Can you reproduce every line of the entries below without changing anything, leaving out the pictures?

* Source records
>>>

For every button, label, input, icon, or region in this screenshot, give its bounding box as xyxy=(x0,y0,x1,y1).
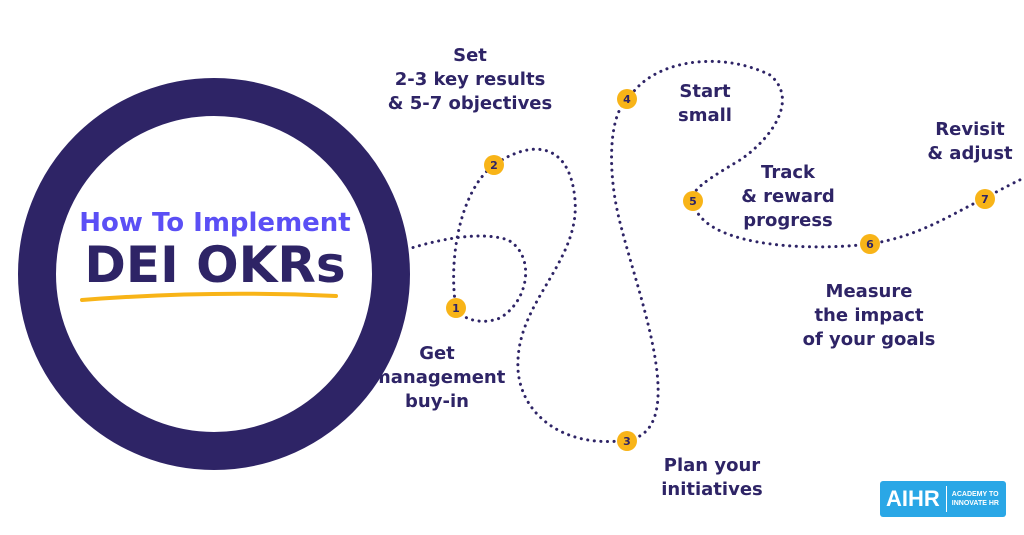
step-2-label: Set 2-3 key results & 5-7 objectives xyxy=(387,45,553,114)
step-6-label: Measure the impact of your goals xyxy=(802,281,936,350)
logo-tagline: ACADEMY TO INNOVATE HR xyxy=(951,491,999,507)
step-3-marker: 3 xyxy=(617,431,637,451)
title-heading: DEI OKRs xyxy=(84,236,346,294)
aihr-logo: AIHR ACADEMY TO INNOVATE HR xyxy=(880,481,1006,517)
step-7-marker: 7 xyxy=(975,189,995,209)
logo-wordmark: AIHR xyxy=(886,486,940,511)
step-1-label: Get management buy-in xyxy=(372,343,506,412)
step-6-marker: 6 xyxy=(860,234,880,254)
step-5-label: Track & reward progress xyxy=(741,162,835,231)
title-subheading: How To Implement xyxy=(79,208,351,238)
step-1-marker: 1 xyxy=(446,298,466,318)
step-4-marker: 4 xyxy=(617,89,637,109)
step-3-label: Plan your initiatives xyxy=(661,455,763,500)
step-2-marker: 2 xyxy=(484,155,504,175)
step-5-marker: 5 xyxy=(683,191,703,211)
step-4-label: Start small xyxy=(678,81,732,126)
step-7-label: Revisit & adjust xyxy=(927,119,1013,164)
logo-divider xyxy=(945,486,947,512)
title-underline xyxy=(80,291,338,302)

<<<

* Reply to the task
For every button, label, input, icon, or region in this screenshot, give its bounding box as xyxy=(x0,y0,x1,y1).
step-2-label: Set 2-3 key results & 5-7 objectives xyxy=(387,45,553,114)
step-6-label: Measure the impact of your goals xyxy=(802,281,936,350)
logo-tagline: ACADEMY TO INNOVATE HR xyxy=(951,491,999,507)
step-3-marker: 3 xyxy=(617,431,637,451)
title-heading: DEI OKRs xyxy=(84,236,346,294)
aihr-logo: AIHR ACADEMY TO INNOVATE HR xyxy=(880,481,1006,517)
step-7-marker: 7 xyxy=(975,189,995,209)
logo-wordmark: AIHR xyxy=(886,486,940,511)
step-1-label: Get management buy-in xyxy=(372,343,506,412)
step-6-marker: 6 xyxy=(860,234,880,254)
step-5-label: Track & reward progress xyxy=(741,162,835,231)
title-subheading: How To Implement xyxy=(79,208,351,238)
step-1-marker: 1 xyxy=(446,298,466,318)
step-4-marker: 4 xyxy=(617,89,637,109)
step-3-label: Plan your initiatives xyxy=(661,455,763,500)
step-2-marker: 2 xyxy=(484,155,504,175)
step-5-marker: 5 xyxy=(683,191,703,211)
step-4-label: Start small xyxy=(678,81,732,126)
step-7-label: Revisit & adjust xyxy=(927,119,1013,164)
logo-divider xyxy=(945,486,947,512)
title-underline xyxy=(80,291,338,302)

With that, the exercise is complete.